Letters from Marcy #37: 2 May 1968

This is the second-to-last letter I have from Marcy to her parents, and the last typewritten one.

In this letter, they seem completely set on moving to Seattle, but that never happened. By early 1970, we were living in El Cerrito, California, and we lived in various parts of the Bay Area all through my growing-up: Sebastopol, Santa Rosa, Cotati, Palo Alto. I had no idea until I read this letter that there had ever been a plan to move to Seattle. I don’t know what happened to that plan.

 

               Wednesday (probably) [handwritten: (5/1/68)?]

Peter just had a magnificent idea ! about how to travel:
driving all that distance is kind of hard, and will be quite
hard on the car, and expensive (that many days' food,
diapers, laundry, etc,) so here is what we'd like better to
do:

We'll be going up to Seattle quite soon (we're trying to get
money together to do it with some degree of ease) to get
settled, find a place to live, get Peter enrolled, find
jobs, etc. Then to wander around the Olympic Peninsula,
Puget Sound, Straits of Juan de Fuca (see map) by ferry and
other such very cheap contrivances, and get to Vancouver,
thence take Canadian Pacific R.R. to Montreal. About $60 one
way per person, including meals, from Montreal to Phila by
bus is about $15, possibly cheaper by train. Anyway, then we
can (I assume) use your car for transportation while in
Philadelphia, and get a drive-away (where you drive someone
else's car) to go back, so that we can stop off in Yellow
Springs and possibly elsewhere......it all sounds to us like
a lovely way to travel-----

What do you think? Would you be willing to sponsor such a
venture? Twould probably cost about $100 less than traveling
all the way in our car, maybe even a greater difference than
that, as the train-etc will cost roughly $200 and with the
car it would be that much just to get it into shape for
traveling, then there's food and gas and carburetors and
generators and all those things that give out when
traveling. Besides, Jed says he'd rather take the
train--it'd be cooler and both his parents could spoil him
all the time (no less than constant attention will do) and
they wouldn't get tired with 7 thousand miles of driving to
do.
************
• [AIM 1]:
Answer these questions from the Marcy letter excerpt.
(a) Where was the family living by early 1970?
(b) Which railroad did the letter plan to take from Vancouver to Montreal?
(c) Who, according to the letter, said he would rather take the train?
• [AIM 2]:
Write a further paragraph of the Marcy letter excerpt, picking up after its final sentence.
The entries after this point have no connection to the Marcy letter excerpt.

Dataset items
************
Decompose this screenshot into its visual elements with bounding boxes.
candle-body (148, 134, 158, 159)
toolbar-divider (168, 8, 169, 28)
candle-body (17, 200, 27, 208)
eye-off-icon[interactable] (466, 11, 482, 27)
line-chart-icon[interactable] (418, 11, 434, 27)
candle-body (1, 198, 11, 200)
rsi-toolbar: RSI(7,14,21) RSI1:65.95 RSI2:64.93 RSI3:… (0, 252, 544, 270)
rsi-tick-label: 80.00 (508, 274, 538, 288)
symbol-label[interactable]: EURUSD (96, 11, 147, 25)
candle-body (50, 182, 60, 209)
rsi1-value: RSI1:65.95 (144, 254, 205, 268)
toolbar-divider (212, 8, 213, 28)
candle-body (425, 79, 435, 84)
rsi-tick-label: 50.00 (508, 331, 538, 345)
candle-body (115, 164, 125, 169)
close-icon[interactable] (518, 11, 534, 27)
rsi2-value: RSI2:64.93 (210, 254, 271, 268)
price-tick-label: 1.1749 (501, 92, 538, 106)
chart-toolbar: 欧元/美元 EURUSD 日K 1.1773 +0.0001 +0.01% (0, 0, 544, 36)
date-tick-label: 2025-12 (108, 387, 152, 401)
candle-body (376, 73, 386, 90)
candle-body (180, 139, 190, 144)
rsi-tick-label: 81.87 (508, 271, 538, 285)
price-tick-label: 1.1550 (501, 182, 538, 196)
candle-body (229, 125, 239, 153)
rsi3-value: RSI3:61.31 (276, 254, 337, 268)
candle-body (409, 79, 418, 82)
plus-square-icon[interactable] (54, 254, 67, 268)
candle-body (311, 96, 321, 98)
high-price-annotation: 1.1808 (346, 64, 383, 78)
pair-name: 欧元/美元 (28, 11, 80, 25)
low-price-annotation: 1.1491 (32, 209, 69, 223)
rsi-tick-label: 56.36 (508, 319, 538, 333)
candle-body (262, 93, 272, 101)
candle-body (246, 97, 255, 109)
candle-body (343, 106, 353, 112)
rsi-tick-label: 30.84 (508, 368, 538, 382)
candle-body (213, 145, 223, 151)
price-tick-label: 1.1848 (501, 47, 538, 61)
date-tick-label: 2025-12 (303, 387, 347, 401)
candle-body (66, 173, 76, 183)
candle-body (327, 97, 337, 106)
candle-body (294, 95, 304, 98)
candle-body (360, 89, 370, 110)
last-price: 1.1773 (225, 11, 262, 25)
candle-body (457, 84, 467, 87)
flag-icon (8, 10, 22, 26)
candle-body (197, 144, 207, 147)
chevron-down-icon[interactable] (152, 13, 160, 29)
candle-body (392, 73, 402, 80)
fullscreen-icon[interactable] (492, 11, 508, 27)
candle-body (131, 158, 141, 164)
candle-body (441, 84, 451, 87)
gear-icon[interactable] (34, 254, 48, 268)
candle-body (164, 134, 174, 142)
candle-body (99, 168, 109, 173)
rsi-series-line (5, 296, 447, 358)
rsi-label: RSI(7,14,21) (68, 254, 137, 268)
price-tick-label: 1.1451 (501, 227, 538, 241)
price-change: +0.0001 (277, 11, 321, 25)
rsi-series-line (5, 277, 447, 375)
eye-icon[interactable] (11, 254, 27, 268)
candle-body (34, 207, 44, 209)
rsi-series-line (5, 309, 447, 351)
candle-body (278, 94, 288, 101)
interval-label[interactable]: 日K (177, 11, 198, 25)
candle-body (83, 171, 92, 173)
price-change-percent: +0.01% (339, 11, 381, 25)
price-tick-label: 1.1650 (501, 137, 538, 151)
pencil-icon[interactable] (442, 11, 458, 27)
************
• [TASK OUTPUT 1]:
(a) El Cerrito, California
(b) The Canadian Pacific R.R.
(c) Jed

• [TASK OUTPUT 2]:
As to timing:--when we'll come I can't be sure. Our leaving
here depends on money, and it surely won't be before May 20,
as Peter has a math class to teach at the 6-Day School in
sonoma, for a week starting May 12, and Jed and I will want
to go down there too. And we want to get settled in Seattle,
at the very least to the extent of finding a place to leave
our stuff. Trying to find a house any later in the summer
will be impossible or worse. So I guess it'll be sometime
between xxx the end of May and the middle of July, none of
which is too terribly far away.

I'm not teaching right now, though I may go back on a
part-time basis. Before the baby came I had been more or
less running the show, and now Bertha, the other teacher,
has to take over and finds it impossible to do so with me
there, and I find it very difficult to be in the same
situation but unable to do things the way I've been doing
them. So at her request I'm staying out to let her get
things organized her way.....if I'd tried to continue doing
it my way I would be neglecting Jed more than I like (though
some women are away from home working 40 hours a week by the
time their babies are 5 weeks old.....how xxxx sad, for the
mother and the baby). But I'm still getting paid, whatever
amount that is, and I'll probably be gong back as she can't
teach reading. But I begin to like being free. All is very
leisurely and luxurious [handwritten: & uxorious]. A friend
of ours has come to stay for a week or so and do housework
for me and enjoy Mendocino, leaving me free to nurse the
baby umpty-trillion or so hours a day without thinking about
dinner or cleaning.

Recieved a very clever little card and a check from Eunie
and Barry ($5) which amazed me all to pieces. Went on a long
trip about Hutchinson street and living there and learning
what the word "hideous" means and about Laney Forman
(Barry's younger sister, who I used to play with, but I
can't remember her face) and Elise and ....oh,shiver.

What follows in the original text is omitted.